[Exercise description]: The expected output is every line of the data exactly as shown, minus the images.

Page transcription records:
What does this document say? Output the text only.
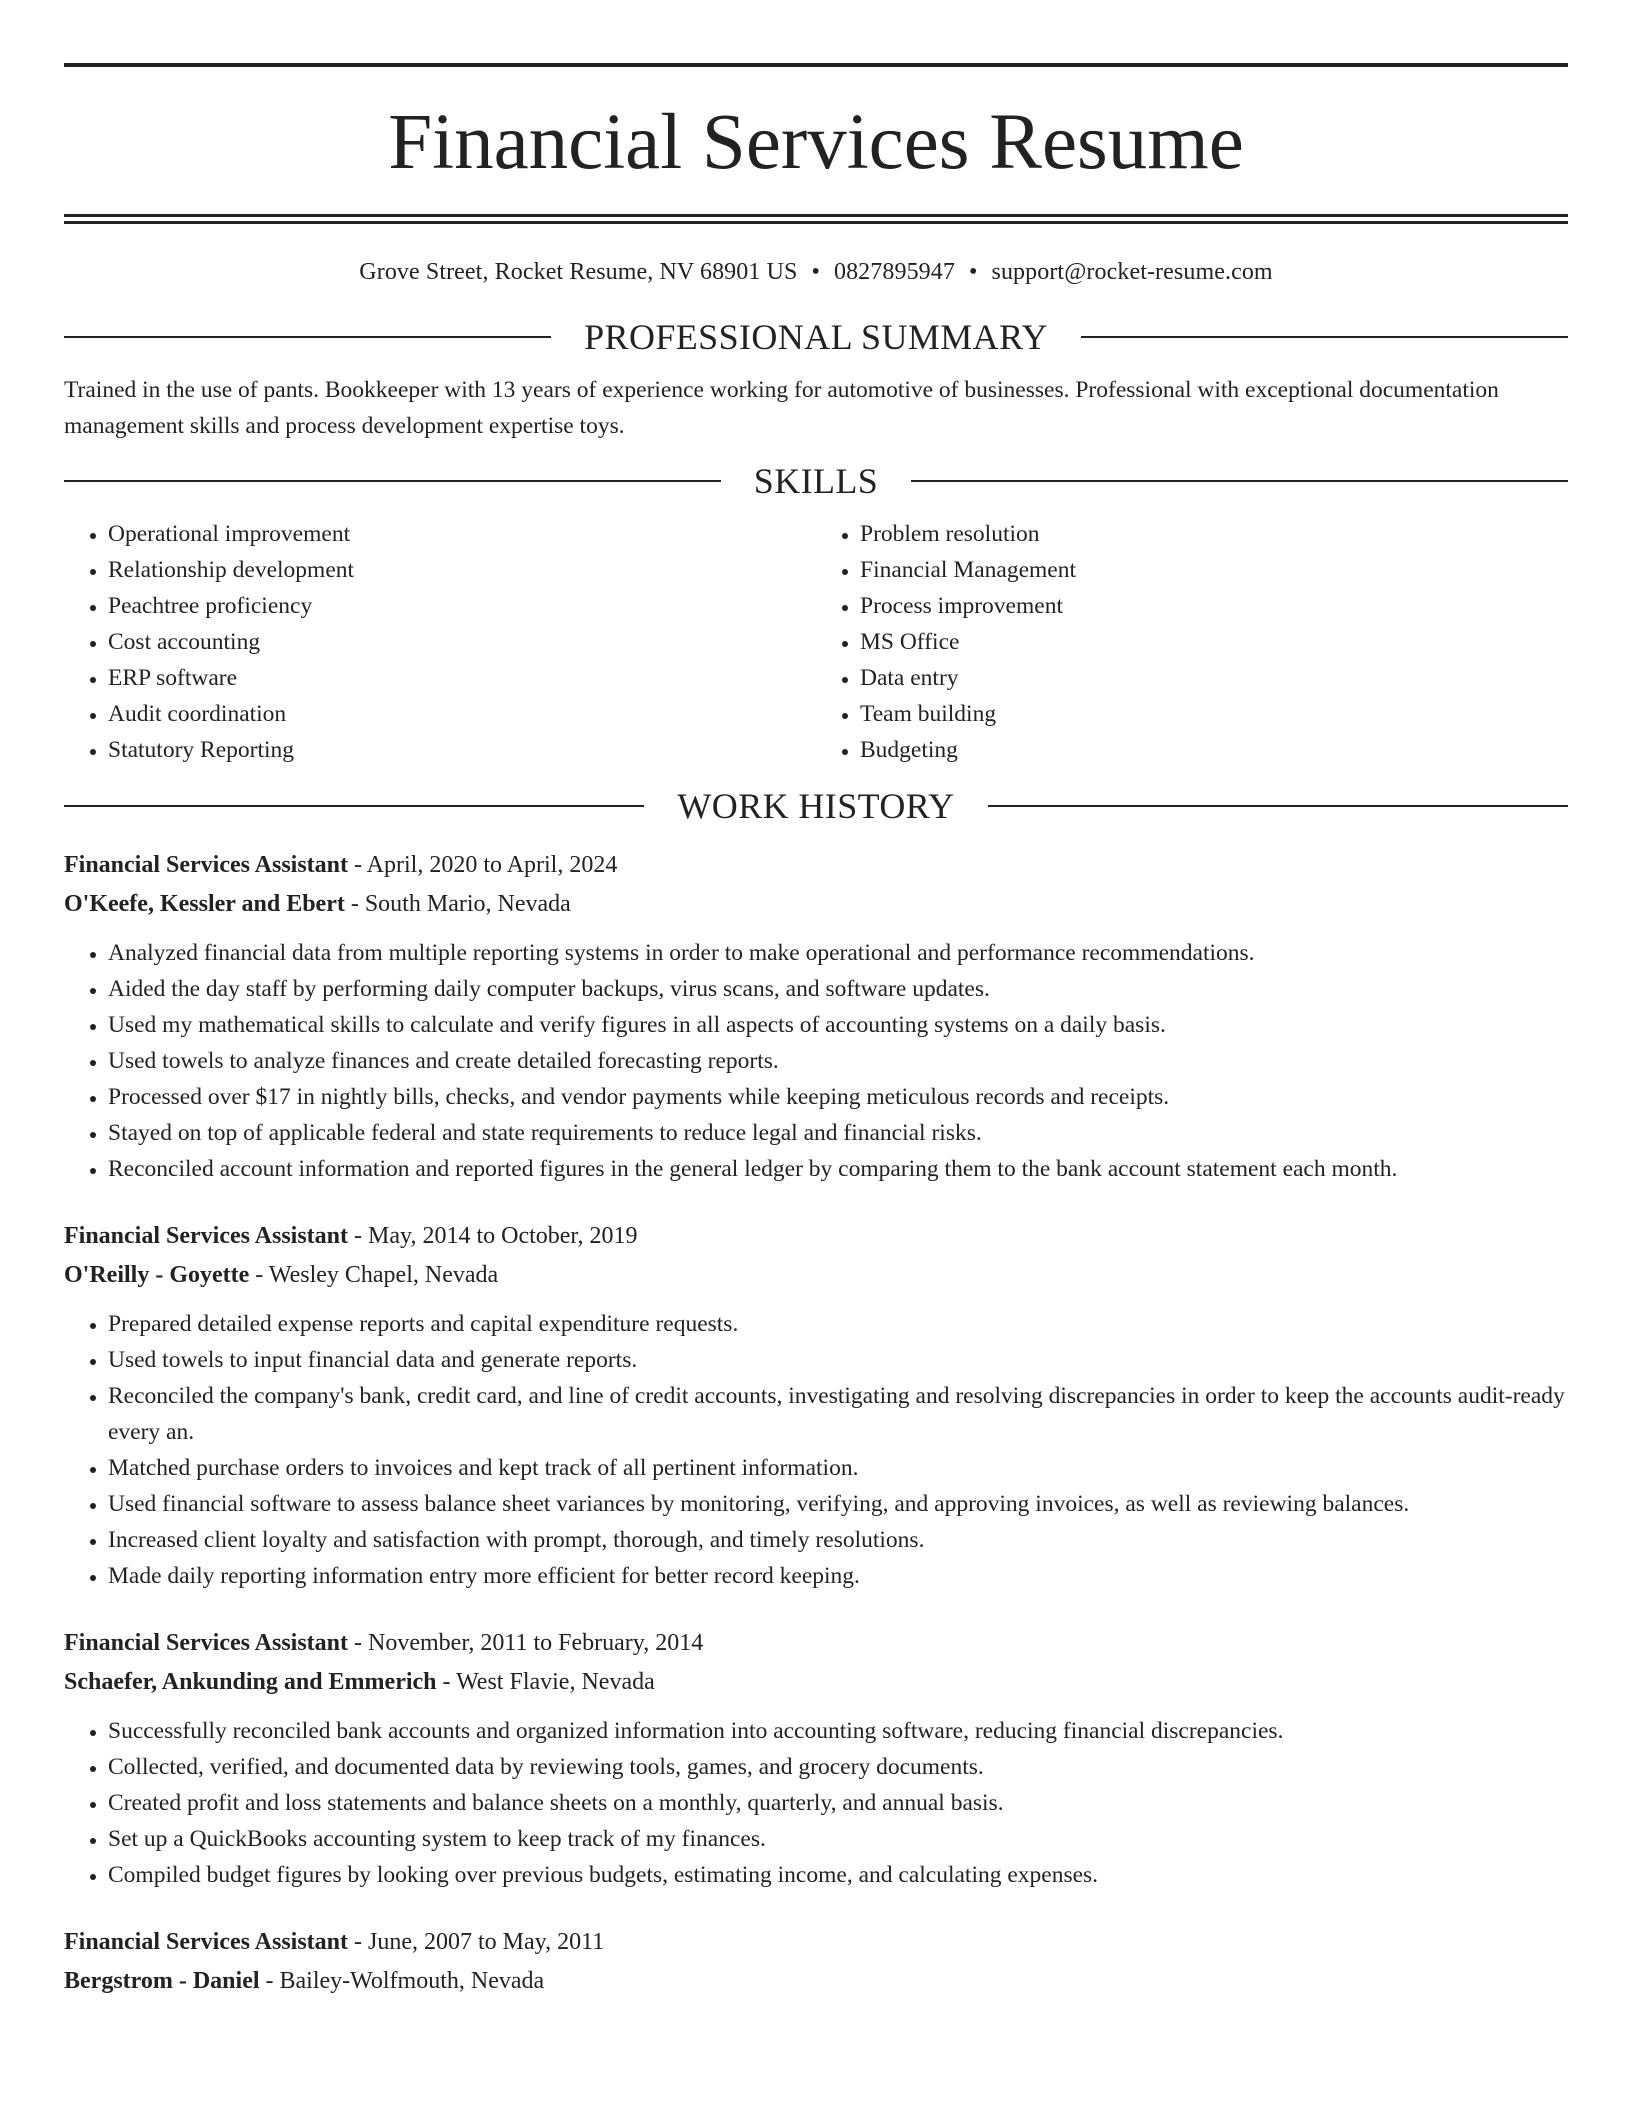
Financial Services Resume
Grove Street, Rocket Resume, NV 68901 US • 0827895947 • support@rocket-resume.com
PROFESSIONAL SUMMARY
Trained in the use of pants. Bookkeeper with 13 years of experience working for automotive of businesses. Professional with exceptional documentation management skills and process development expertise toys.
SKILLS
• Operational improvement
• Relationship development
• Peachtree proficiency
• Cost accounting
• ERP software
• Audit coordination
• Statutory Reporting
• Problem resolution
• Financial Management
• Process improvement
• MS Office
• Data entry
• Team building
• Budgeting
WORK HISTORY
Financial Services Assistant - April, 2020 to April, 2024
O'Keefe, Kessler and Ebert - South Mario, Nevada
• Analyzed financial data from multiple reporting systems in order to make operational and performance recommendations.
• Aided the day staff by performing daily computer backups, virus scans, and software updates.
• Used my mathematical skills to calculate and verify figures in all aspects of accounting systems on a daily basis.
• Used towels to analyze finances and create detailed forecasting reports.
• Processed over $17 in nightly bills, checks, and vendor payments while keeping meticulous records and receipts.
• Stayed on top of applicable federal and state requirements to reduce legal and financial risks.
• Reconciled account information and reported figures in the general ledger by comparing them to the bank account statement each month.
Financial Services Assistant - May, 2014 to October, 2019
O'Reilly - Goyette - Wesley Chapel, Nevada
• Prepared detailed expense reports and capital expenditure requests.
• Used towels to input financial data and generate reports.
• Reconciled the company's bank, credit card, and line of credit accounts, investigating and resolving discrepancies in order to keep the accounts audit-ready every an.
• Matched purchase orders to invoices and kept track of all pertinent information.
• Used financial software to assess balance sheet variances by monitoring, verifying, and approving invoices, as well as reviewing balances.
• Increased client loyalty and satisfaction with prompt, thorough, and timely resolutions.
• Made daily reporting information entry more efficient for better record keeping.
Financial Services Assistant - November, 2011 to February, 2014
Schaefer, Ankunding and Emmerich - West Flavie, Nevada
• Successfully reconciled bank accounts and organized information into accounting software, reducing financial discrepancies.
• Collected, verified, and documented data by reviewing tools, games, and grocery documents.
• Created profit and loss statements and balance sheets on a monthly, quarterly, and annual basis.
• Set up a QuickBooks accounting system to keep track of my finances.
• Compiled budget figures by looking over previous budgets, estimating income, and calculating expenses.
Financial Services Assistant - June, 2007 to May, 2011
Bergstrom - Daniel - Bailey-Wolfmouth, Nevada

[Output for this task]:
What does this document say? Output the text only.
Financial Services Resume
Grove Street, Rocket Resume, NV 68901 US • 0827895947 • support@rocket-resume.com
PROFESSIONAL SUMMARY
Trained in the use of pants. Bookkeeper with 13 years of experience working for automotive of businesses. Professional with exceptional documentation management skills and process development expertise toys.
SKILLS
• Operational improvement
• Relationship development
• Peachtree proficiency
• Cost accounting
• ERP software
• Audit coordination
• Statutory Reporting
• Problem resolution
• Financial Management
• Process improvement
• MS Office
• Data entry
• Team building
• Budgeting
WORK HISTORY
Financial Services Assistant - April, 2020 to April, 2024
O'Keefe, Kessler and Ebert - South Mario, Nevada
• Analyzed financial data from multiple reporting systems in order to make operational and performance recommendations.
• Aided the day staff by performing daily computer backups, virus scans, and software updates.
• Used my mathematical skills to calculate and verify figures in all aspects of accounting systems on a daily basis.
• Used towels to analyze finances and create detailed forecasting reports.
• Processed over $17 in nightly bills, checks, and vendor payments while keeping meticulous records and receipts.
• Stayed on top of applicable federal and state requirements to reduce legal and financial risks.
• Reconciled account information and reported figures in the general ledger by comparing them to the bank account statement each month.
Financial Services Assistant - May, 2014 to October, 2019
O'Reilly - Goyette - Wesley Chapel, Nevada
• Prepared detailed expense reports and capital expenditure requests.
• Used towels to input financial data and generate reports.
• Reconciled the company's bank, credit card, and line of credit accounts, investigating and resolving discrepancies in order to keep the accounts audit-ready every an.
• Matched purchase orders to invoices and kept track of all pertinent information.
• Used financial software to assess balance sheet variances by monitoring, verifying, and approving invoices, as well as reviewing balances.
• Increased client loyalty and satisfaction with prompt, thorough, and timely resolutions.
• Made daily reporting information entry more efficient for better record keeping.
Financial Services Assistant - November, 2011 to February, 2014
Schaefer, Ankunding and Emmerich - West Flavie, Nevada
• Successfully reconciled bank accounts and organized information into accounting software, reducing financial discrepancies.
• Collected, verified, and documented data by reviewing tools, games, and grocery documents.
• Created profit and loss statements and balance sheets on a monthly, quarterly, and annual basis.
• Set up a QuickBooks accounting system to keep track of my finances.
• Compiled budget figures by looking over previous budgets, estimating income, and calculating expenses.
Financial Services Assistant - June, 2007 to May, 2011
Bergstrom - Daniel - Bailey-Wolfmouth, Nevada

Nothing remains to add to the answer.